→ **STATED EXERCISE**:
Would you repeat the listing exactly but omit every picture?
______
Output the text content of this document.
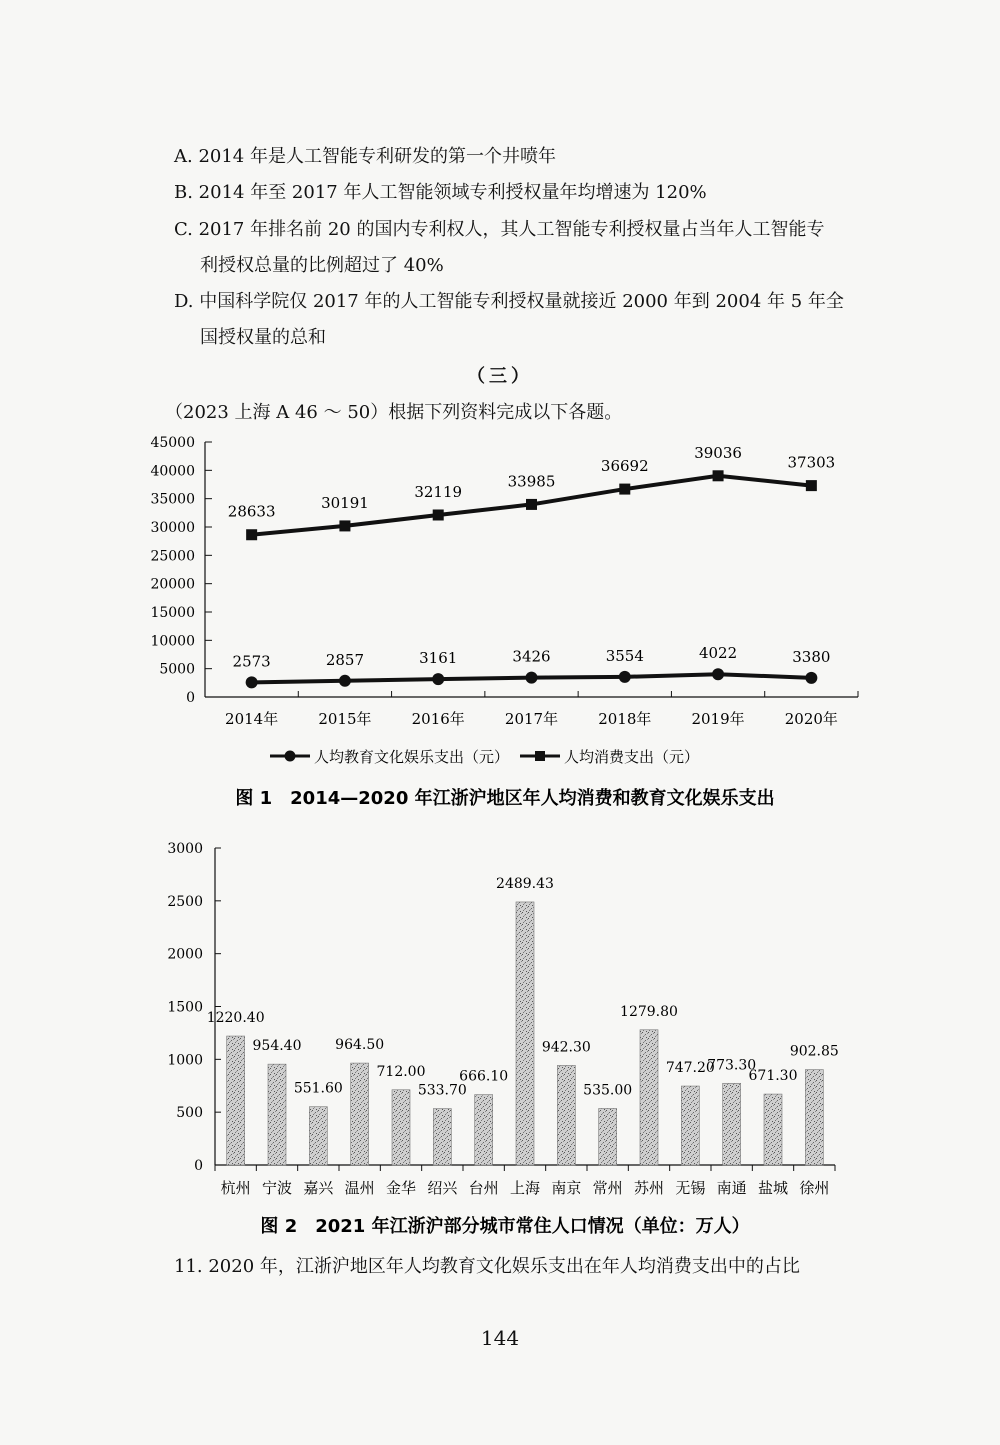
A. 2014 年是人工智能专利研发的第一个井喷年
B. 2014 年至 2017 年人工智能领域专利授权量年均增速为 120%
C. 2017 年排名前 20 的国内专利权人，其人工智能专利授权量占当年人工智能专
利授权总量的比例超过了 40%
D. 中国科学院仅 2017 年的人工智能专利授权量就接近 2000 年到 2004 年 5 年全
国授权量的总和
（三）
（2023 上海 A 46 ～ 50）根据下列资料完成以下各题。
0
5000
10000
15000
20000
25000
30000
35000
40000
45000
2014年	2015年	2016年	2017年	2018年	2019年	2020年
2573	2857	3161	3426	3554	4022	3380
28633	30191
32119
33985
36692
39036
37303
人均教育文化娱乐支出（元）	人均消费支出（元）
图 1　2014—2020 年江浙沪地区年人均消费和教育文化娱乐支出
0
500
1000
1500
2000
2500
3000
杭州 宁波 嘉兴 温州 金华 绍兴 台州 上海 南京 常州 苏州 无锡 南通 盐城 徐州
1220.40
954.40
551.60
964.50
712.00
533.70
666.10
2489.43
942.30
535.00
1279.80
747.20
773.30
671.30
902.85
图 2　2021 年江浙沪部分城市常住人口情况（单位：万人）
11. 2020 年，江浙沪地区年人均教育文化娱乐支出在年人均消费支出中的占比
144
______
→ **SOLUTION FOR THIS EXERCISE**:
Output the text content of this document.
A. 2014 年是人工智能专利研发的第一个井喷年
B. 2014 年至 2017 年人工智能领域专利授权量年均增速为 120%
C. 2017 年排名前 20 的国内专利权人，其人工智能专利授权量占当年人工智能专
利授权总量的比例超过了 40%
D. 中国科学院仅 2017 年的人工智能专利授权量就接近 2000 年到 2004 年 5 年全
国授权量的总和
（三）
（2023 上海 A 46 ～ 50）根据下列资料完成以下各题。
0
5000
10000
15000
20000
25000
30000
35000
40000
45000
2014年	2015年	2016年	2017年	2018年	2019年	2020年
2573	2857	3161	3426	3554	4022	3380
28633	30191
32119
33985
36692
39036
37303
人均教育文化娱乐支出（元）	人均消费支出（元）
图 1　2014—2020 年江浙沪地区年人均消费和教育文化娱乐支出
0
500
1000
1500
2000
2500
3000
杭州 宁波 嘉兴 温州 金华 绍兴 台州 上海 南京 常州 苏州 无锡 南通 盐城 徐州
1220.40
954.40
551.60
964.50
712.00
533.70
666.10
2489.43
942.30
535.00
1279.80
747.20
773.30
671.30
902.85
图 2　2021 年江浙沪部分城市常住人口情况（单位：万人）
11. 2020 年，江浙沪地区年人均教育文化娱乐支出在年人均消费支出中的占比
144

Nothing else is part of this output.